** BEGIN Task data **

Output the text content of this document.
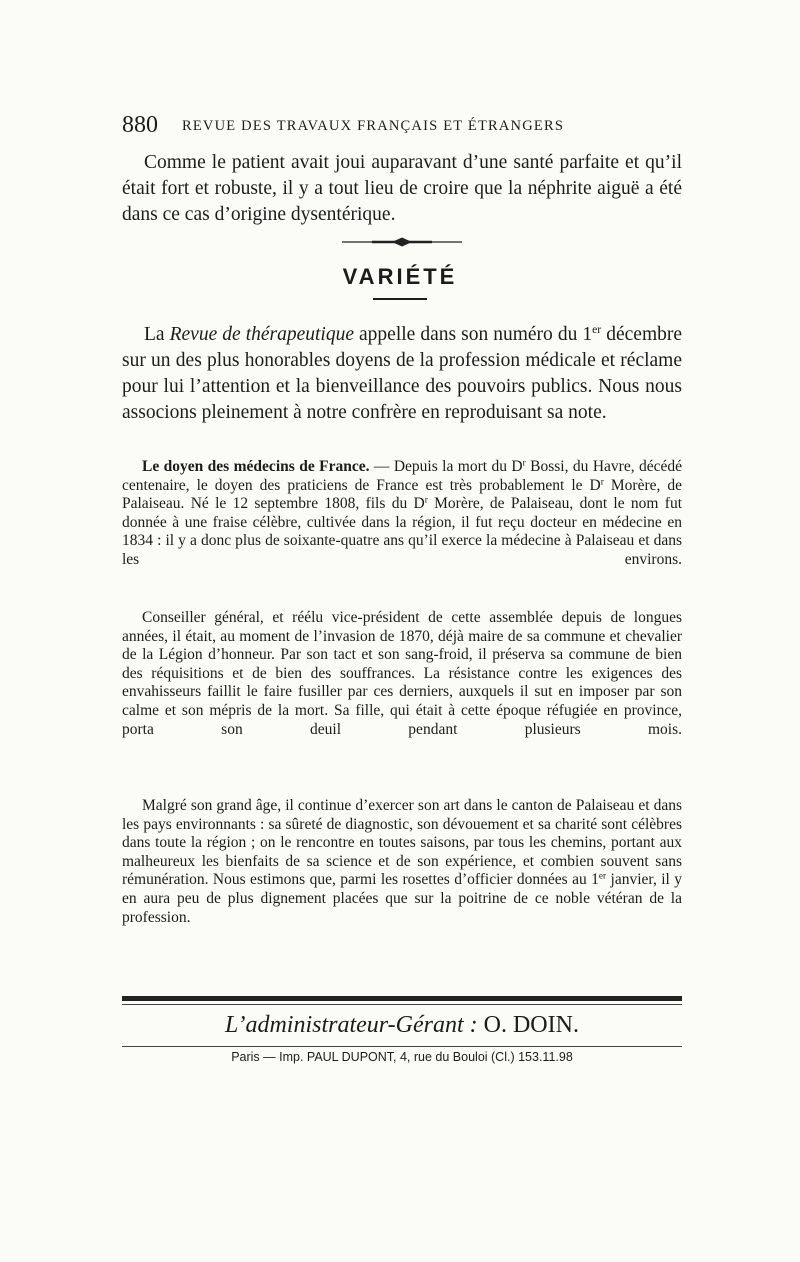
880 REVUE DES TRAVAUX FRANÇAIS ET ÉTRANGERS

Comme le patient avait joui auparavant d’une santé parfaite et qu’il était fort et robuste, il y a tout lieu de croire que la néphrite aiguë a été dans ce cas d’origine dysentérique.

VARIÉTÉ

La Revue de thérapeutique appelle dans son numéro du 1er décembre sur un des plus honorables doyens de la profession médicale et réclame pour lui l’attention et la bienveillance des pouvoirs publics. Nous nous associons pleinement à notre confrère en reproduisant sa note.

Le doyen des médecins de France. — Depuis la mort du $D^r$ Bossi, du Havre, décédé centenaire, le doyen des praticiens de France est très probablement le $D^r$ Morère, de Palaiseau. Né le 12 septembre 1808, fils du $D^r$ Morère, de Palaiseau, dont le nom fut donnée à une fraise célèbre, cultivée dans la région, il fut reçu docteur en médecine en 1834 : il y a donc plus de soixante-quatre ans qu’il exerce la médecine à Palaiseau et dans les environs.

Conseiller général, et réélu vice-président de cette assemblée depuis de longues années, il était, au moment de l’invasion de 1870, déjà maire de sa commune et chevalier de la Légion d’honneur. Par son tact et son sang-froid, il préserva sa commune de bien des réquisitions et de bien des souffrances. La résistance contre les exigences des envahisseurs faillit le faire fusiller par ces derniers, auxquels il sut en imposer par son calme et son mépris de la mort. Sa fille, qui était à cette époque réfugiée en province, porta son deuil pendant plusieurs mois.

Malgré son grand âge, il continue d’exercer son art dans le canton de Palaiseau et dans les pays environnants : sa sûreté de diagnostic, son dévouement et sa charité sont célèbres dans toute la région ; on le rencontre en toutes saisons, par tous les chemins, portant aux malheureux les bienfaits de sa science et de son expérience, et combien souvent sans rémunération. Nous estimons que, parmi les rosettes d’officier données au 1er janvier, il y en aura peu de plus dignement placées que sur la poitrine de ce noble vétéran de la profession.

L’administrateur-Gérant : O. DOIN.
Paris — Imp. PAUL DUPONT, 4, rue du Bouloi (Cl.) 153.11.98
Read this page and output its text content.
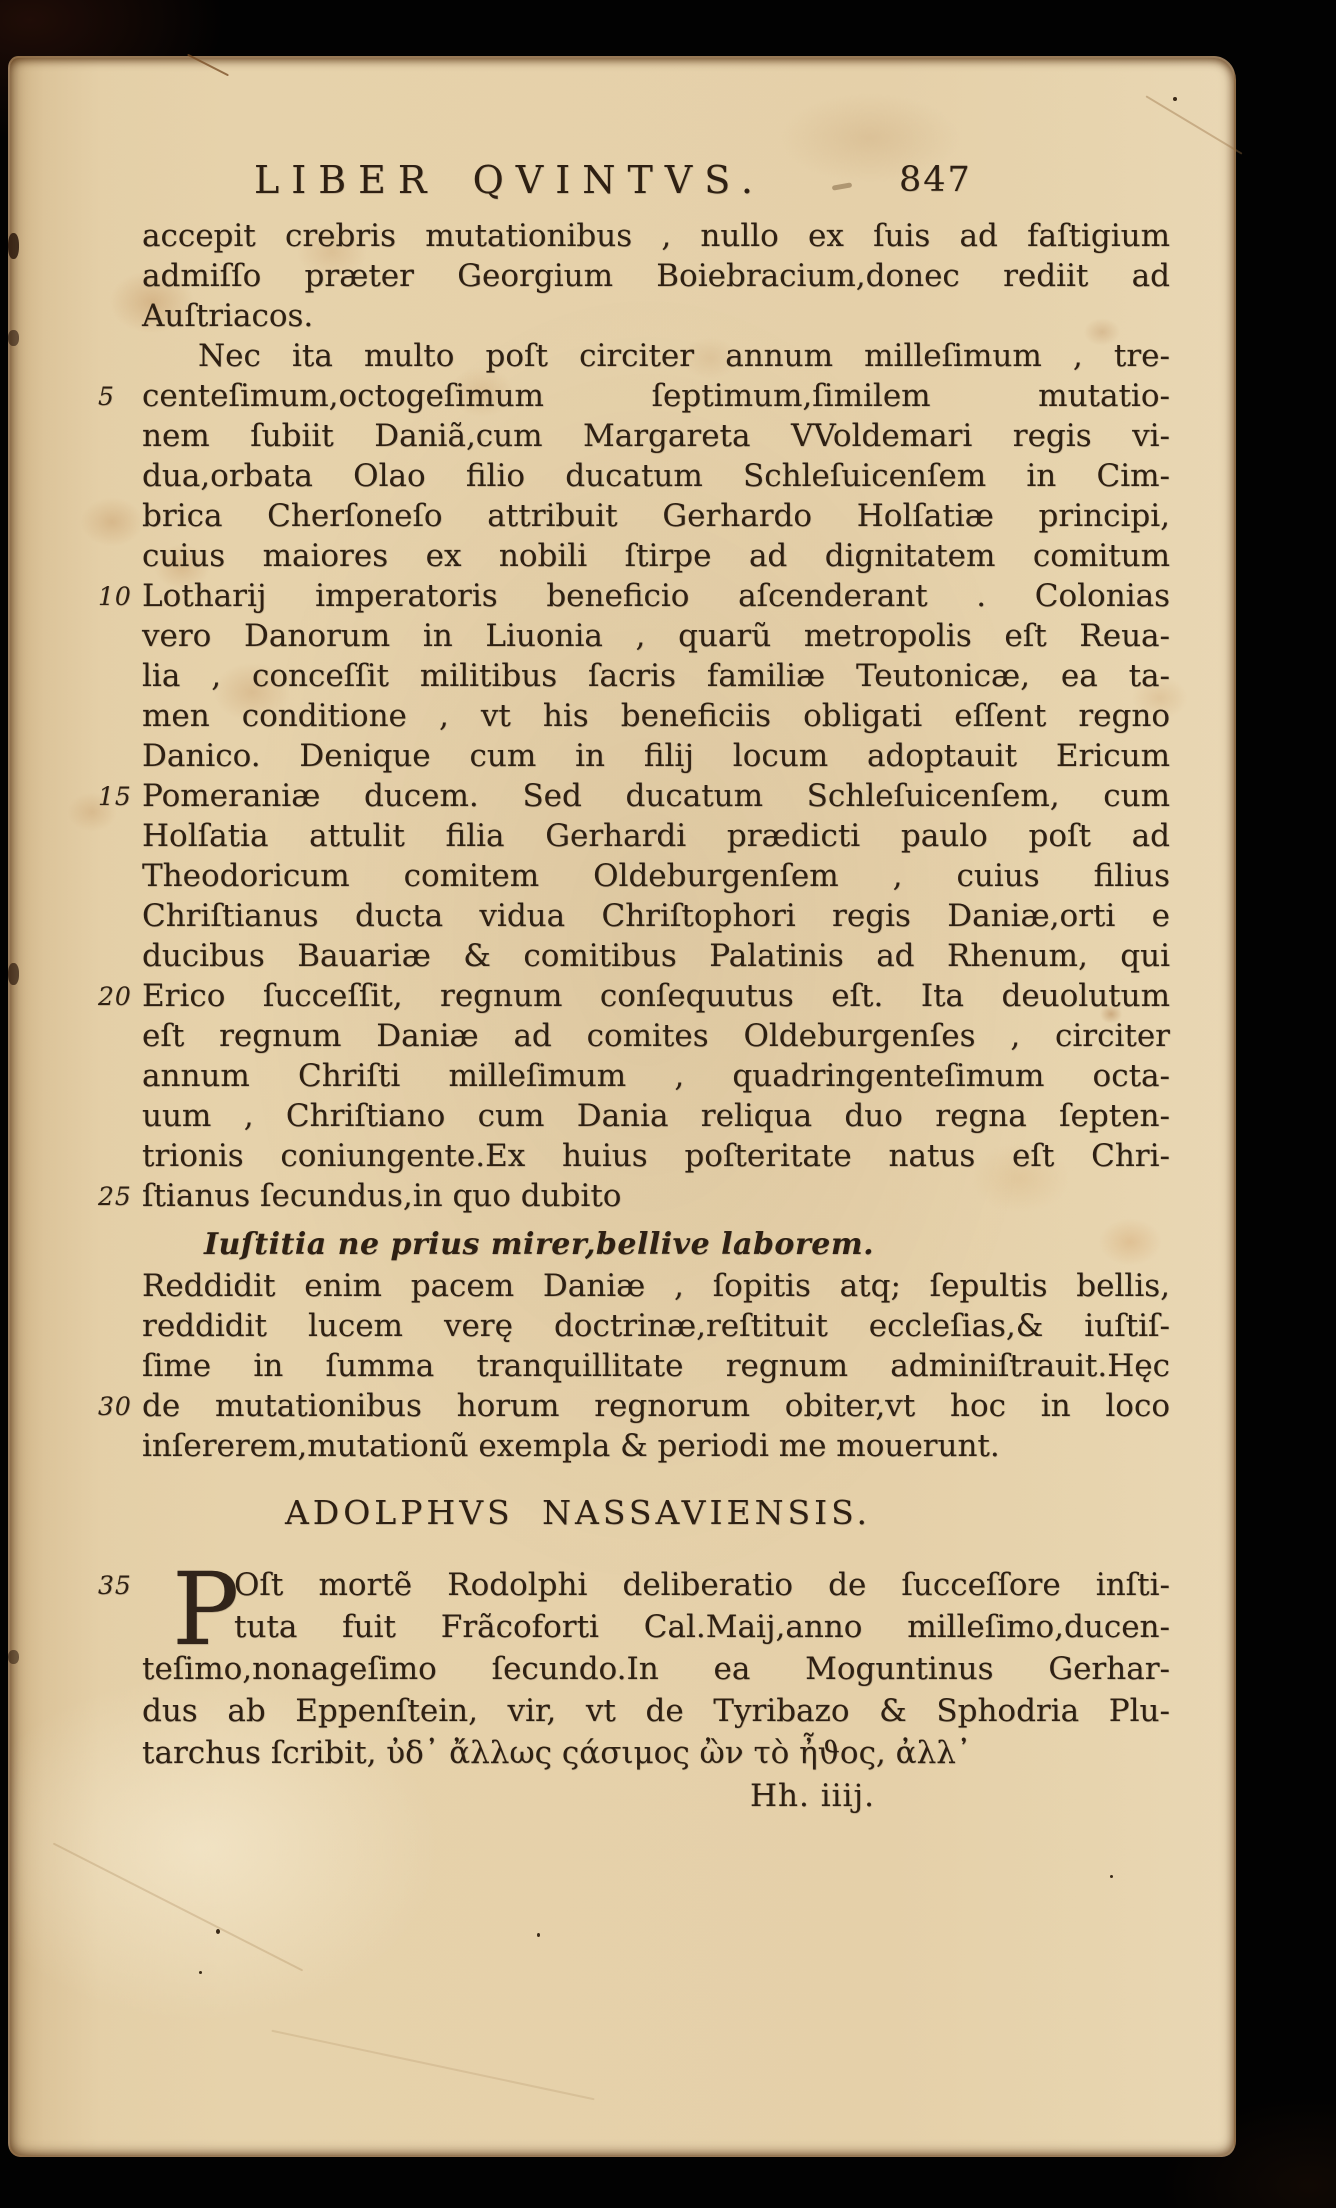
LIBER QVINTVS.	847
accepit crebris mutationibus , nullo ex ſuis ad faſtigium
admiſſo præter Georgium Boiebracium,donec rediit ad
Auſtriacos.
Nec ita multo poſt circiter annum milleſimum , tre-
5 centeſimum,octogeſimum ſeptimum,ſimilem mutatio-
nem ſubiit Daniã,cum Margareta VVoldemari regis vi-
dua,orbata Olao filio ducatum Schleſuicenſem in Cim-
brica Cherſoneſo attribuit Gerhardo Holſatiæ principi,
cuius maiores ex nobili ſtirpe ad dignitatem comitum
10 Lotharij imperatoris beneficio aſcenderant . Colonias
vero Danorum in Liuonia , quarũ metropolis eſt Reua-
lia , conceſſit militibus ſacris familiæ Teutonicæ, ea ta-
men conditione , vt his beneficiis obligati eſſent regno
Danico. Denique cum in filij locum adoptauit Ericum
15 Pomeraniæ ducem. Sed ducatum Schleſuicenſem, cum
Holſatia attulit filia Gerhardi prædicti paulo poſt ad
Theodoricum comitem Oldeburgenſem , cuius filius
Chriſtianus ducta vidua Chriſtophori regis Daniæ,orti e
ducibus Bauariæ & comitibus Palatinis ad Rhenum, qui
20 Erico ſucceſſit, regnum conſequutus eſt. Ita deuolutum
eſt regnum Daniæ ad comites Oldeburgenſes , circiter
annum Chriſti milleſimum , quadringenteſimum octa-
uum , Chriſtiano cum Dania reliqua duo regna ſepten-
trionis coniungente.Ex huius poſteritate natus eſt Chri-
25 ſtianus ſecundus,in quo dubito
Iuſtitia ne prius mirer,bellive laborem.
Reddidit enim pacem Daniæ , ſopitis atq; ſepultis bellis,
reddidit lucem verę doctrinæ,reſtituit eccleſias,& iuſtiſ-
ſime in ſumma tranquillitate regnum adminiſtrauit.Hęc
30 de mutationibus horum regnorum obiter,vt hoc in loco
inſererem,mutationũ exempla & periodi me mouerunt.
ADOLPHVS NASSAVIENSIS.
P
35	Oſt mortẽ Rodolphi deliberatio de ſucceſſore inſti-
tuta fuit Frãcoforti Cal.Maij,anno milleſimo,ducen-
teſimo,nonageſimo ſecundo.In ea Moguntinus Gerhar-
dus ab Eppenſtein, vir, vt de Tyribazo & Sphodria Plu-
tarchus ſcribit, ὐδ᾽ ἄλλως ςάσιμος ὢν τὸ ἦϑος, ἀλλ᾽
Hh. iiij.
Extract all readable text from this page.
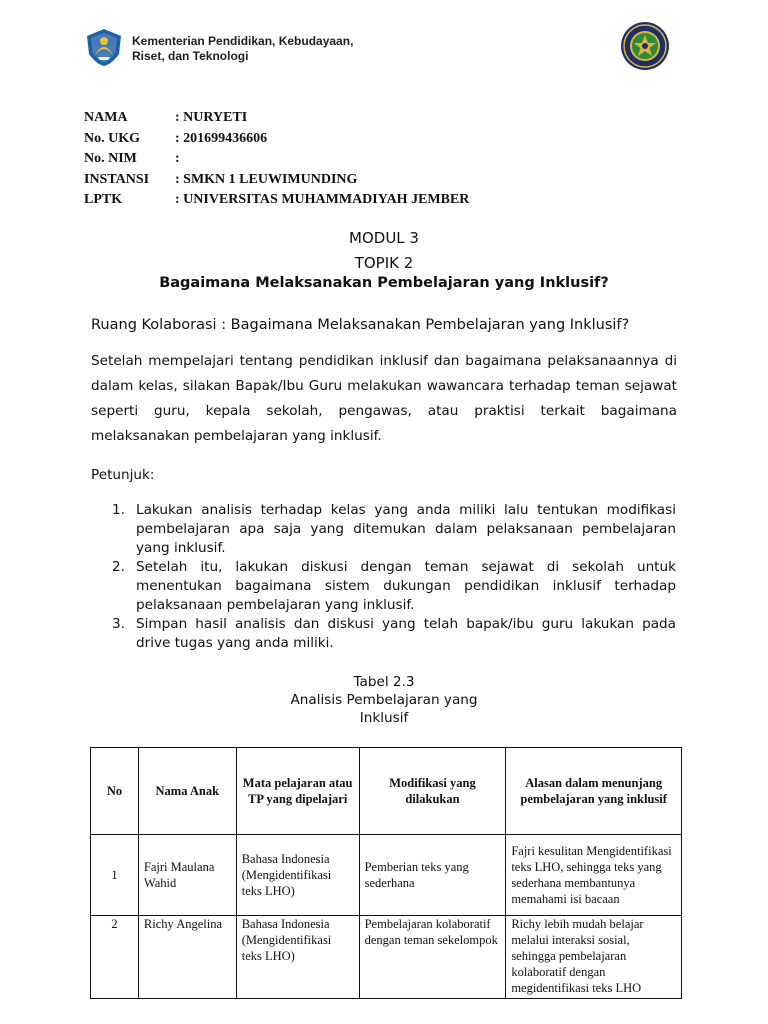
Kementerian Pendidikan, Kebudayaan,
Riset, dan Teknologi
NAMA	: NURYETI
No. UKG	: 201699436606
No. NIM	:
INSTANSI : SMKN 1 LEUWIMUNDING
LPTK	: UNIVERSITAS MUHAMMADIYAH JEMBER
MODUL 3
TOPIK 2
Bagaimana Melaksanakan Pembelajaran yang Inklusif?
Ruang Kolaborasi : Bagaimana Melaksanakan Pembelajaran yang Inklusif?
Setelah mempelajari tentang pendidikan inklusif dan bagaimana pelaksanaannya di dalam kelas, silakan Bapak/Ibu Guru melakukan wawancara terhadap teman sejawat seperti guru, kepala sekolah, pengawas, atau praktisi terkait bagaimana melaksanakan pembelajaran yang inklusif.
Petunjuk:
1. Lakukan analisis terhadap kelas yang anda miliki lalu tentukan modifikasi pembelajaran apa saja yang ditemukan dalam pelaksanaan pembelajaran yang inklusif.
2. Setelah itu, lakukan diskusi dengan teman sejawat di sekolah untuk menentukan bagaimana sistem dukungan pendidikan inklusif terhadap pelaksanaan pembelajaran yang inklusif.
3. Simpan hasil analisis dan diskusi yang telah bapak/ibu guru lakukan pada drive tugas yang anda miliki.
Tabel 2.3
Analisis Pembelajaran yang
Inklusif
No	Nama Anak	Mata pelajaran atau TP yang dipelajari	Modifikasi yang dilakukan	Alasan dalam menunjang pembelajaran yang inklusif
1	Fajri Maulana Wahid	Bahasa Indonesia (Mengidentifikasi teks LHO)	Pemberian teks yang sederhana	Fajri kesulitan Mengidentifikasi teks LHO, sehingga teks yang sederhana membantunya memahami isi bacaan
2	Richy Angelina	Bahasa Indonesia (Mengidentifikasi teks LHO)	Pembelajaran kolaboratif dengan teman sekelompok	Richy lebih mudah belajar melalui interaksi sosial, sehingga pembelajaran kolaboratif dengan megidentifikasi teks LHO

** END Task data **

■ What is being asked ■
Make an exact reproduction of the listing above, without any pictures.

■ Full response ■
Output the text content of this document.
880 REVUE DES TRAVAUX FRANÇAIS ET ÉTRANGERS

Comme le patient avait joui auparavant d’une santé parfaite et qu’il était fort et robuste, il y a tout lieu de croire que la néphrite aiguë a été dans ce cas d’origine dysentérique.

VARIÉTÉ

La Revue de thérapeutique appelle dans son numéro du 1er décembre sur un des plus honorables doyens de la profession médicale et réclame pour lui l’attention et la bienveillance des pouvoirs publics. Nous nous associons pleinement à notre confrère en reproduisant sa note.

Le doyen des médecins de France. — Depuis la mort du $D^r$ Bossi, du Havre, décédé centenaire, le doyen des praticiens de France est très probablement le $D^r$ Morère, de Palaiseau. Né le 12 septembre 1808, fils du $D^r$ Morère, de Palaiseau, dont le nom fut donnée à une fraise célèbre, cultivée dans la région, il fut reçu docteur en médecine en 1834 : il y a donc plus de soixante-quatre ans qu’il exerce la médecine à Palaiseau et dans les environs.

Conseiller général, et réélu vice-président de cette assemblée depuis de longues années, il était, au moment de l’invasion de 1870, déjà maire de sa commune et chevalier de la Légion d’honneur. Par son tact et son sang-froid, il préserva sa commune de bien des réquisitions et de bien des souffrances. La résistance contre les exigences des envahisseurs faillit le faire fusiller par ces derniers, auxquels il sut en imposer par son calme et son mépris de la mort. Sa fille, qui était à cette époque réfugiée en province, porta son deuil pendant plusieurs mois.

Malgré son grand âge, il continue d’exercer son art dans le canton de Palaiseau et dans les pays environnants : sa sûreté de diagnostic, son dévouement et sa charité sont célèbres dans toute la région ; on le rencontre en toutes saisons, par tous les chemins, portant aux malheureux les bienfaits de sa science et de son expérience, et combien souvent sans rémunération. Nous estimons que, parmi les rosettes d’officier données au 1er janvier, il y en aura peu de plus dignement placées que sur la poitrine de ce noble vétéran de la profession.

L’administrateur-Gérant : O. DOIN.
Paris — Imp. PAUL DUPONT, 4, rue du Bouloi (Cl.) 153.11.98
Read this page and output its text content.
LIBER QVINTVS.	847
accepit crebris mutationibus , nullo ex ſuis ad faſtigium
admiſſo præter Georgium Boiebracium,donec rediit ad
Auſtriacos.
Nec ita multo poſt circiter annum milleſimum , tre-
5 centeſimum,octogeſimum ſeptimum,ſimilem mutatio-
nem ſubiit Daniã,cum Margareta VVoldemari regis vi-
dua,orbata Olao filio ducatum Schleſuicenſem in Cim-
brica Cherſoneſo attribuit Gerhardo Holſatiæ principi,
cuius maiores ex nobili ſtirpe ad dignitatem comitum
10 Lotharij imperatoris beneficio aſcenderant . Colonias
vero Danorum in Liuonia , quarũ metropolis eſt Reua-
lia , conceſſit militibus ſacris familiæ Teutonicæ, ea ta-
men conditione , vt his beneficiis obligati eſſent regno
Danico. Denique cum in filij locum adoptauit Ericum
15 Pomeraniæ ducem. Sed ducatum Schleſuicenſem, cum
Holſatia attulit filia Gerhardi prædicti paulo poſt ad
Theodoricum comitem Oldeburgenſem , cuius filius
Chriſtianus ducta vidua Chriſtophori regis Daniæ,orti e
ducibus Bauariæ & comitibus Palatinis ad Rhenum, qui
20 Erico ſucceſſit, regnum conſequutus eſt. Ita deuolutum
eſt regnum Daniæ ad comites Oldeburgenſes , circiter
annum Chriſti milleſimum , quadringenteſimum octa-
uum , Chriſtiano cum Dania reliqua duo regna ſepten-
trionis coniungente.Ex huius poſteritate natus eſt Chri-
25 ſtianus ſecundus,in quo dubito
Iuſtitia ne prius mirer,bellive laborem.
Reddidit enim pacem Daniæ , ſopitis atq; ſepultis bellis,
reddidit lucem verę doctrinæ,reſtituit eccleſias,& iuſtiſ-
ſime in ſumma tranquillitate regnum adminiſtrauit.Hęc
30 de mutationibus horum regnorum obiter,vt hoc in loco
inſererem,mutationũ exempla & periodi me mouerunt.
ADOLPHVS NASSAVIENSIS.
P
35	Oſt mortẽ Rodolphi deliberatio de ſucceſſore inſti-
tuta fuit Frãcoforti Cal.Maij,anno milleſimo,ducen-
teſimo,nonageſimo ſecundo.In ea Moguntinus Gerhar-
dus ab Eppenſtein, vir, vt de Tyribazo & Sphodria Plu-
tarchus ſcribit, ὐδ᾽ ἄλλως ςάσιμος ὢν τὸ ἦϑος, ἀλλ᾽
Hh. iiij.
Extract all readable text from this page.
Kementerian Pendidikan, Kebudayaan,
Riset, dan Teknologi
NAMA	: NURYETI
No. UKG	: 201699436606
No. NIM	:
INSTANSI : SMKN 1 LEUWIMUNDING
LPTK	: UNIVERSITAS MUHAMMADIYAH JEMBER
MODUL 3
TOPIK 2
Bagaimana Melaksanakan Pembelajaran yang Inklusif?
Ruang Kolaborasi : Bagaimana Melaksanakan Pembelajaran yang Inklusif?
Setelah mempelajari tentang pendidikan inklusif dan bagaimana pelaksanaannya di dalam kelas, silakan Bapak/Ibu Guru melakukan wawancara terhadap teman sejawat seperti guru, kepala sekolah, pengawas, atau praktisi terkait bagaimana melaksanakan pembelajaran yang inklusif.
Petunjuk:
1. Lakukan analisis terhadap kelas yang anda miliki lalu tentukan modifikasi pembelajaran apa saja yang ditemukan dalam pelaksanaan pembelajaran yang inklusif.
2. Setelah itu, lakukan diskusi dengan teman sejawat di sekolah untuk menentukan bagaimana sistem dukungan pendidikan inklusif terhadap pelaksanaan pembelajaran yang inklusif.
3. Simpan hasil analisis dan diskusi yang telah bapak/ibu guru lakukan pada drive tugas yang anda miliki.
Tabel 2.3
Analisis Pembelajaran yang
Inklusif
No	Nama Anak	Mata pelajaran atau TP yang dipelajari	Modifikasi yang dilakukan	Alasan dalam menunjang pembelajaran yang inklusif
1	Fajri Maulana Wahid	Bahasa Indonesia (Mengidentifikasi teks LHO)	Pemberian teks yang sederhana	Fajri kesulitan Mengidentifikasi teks LHO, sehingga teks yang sederhana membantunya memahami isi bacaan
2	Richy Angelina	Bahasa Indonesia (Mengidentifikasi teks LHO)	Pembelajaran kolaboratif dengan teman sekelompok	Richy lebih mudah belajar melalui interaksi sosial, sehingga pembelajaran kolaboratif dengan megidentifikasi teks LHO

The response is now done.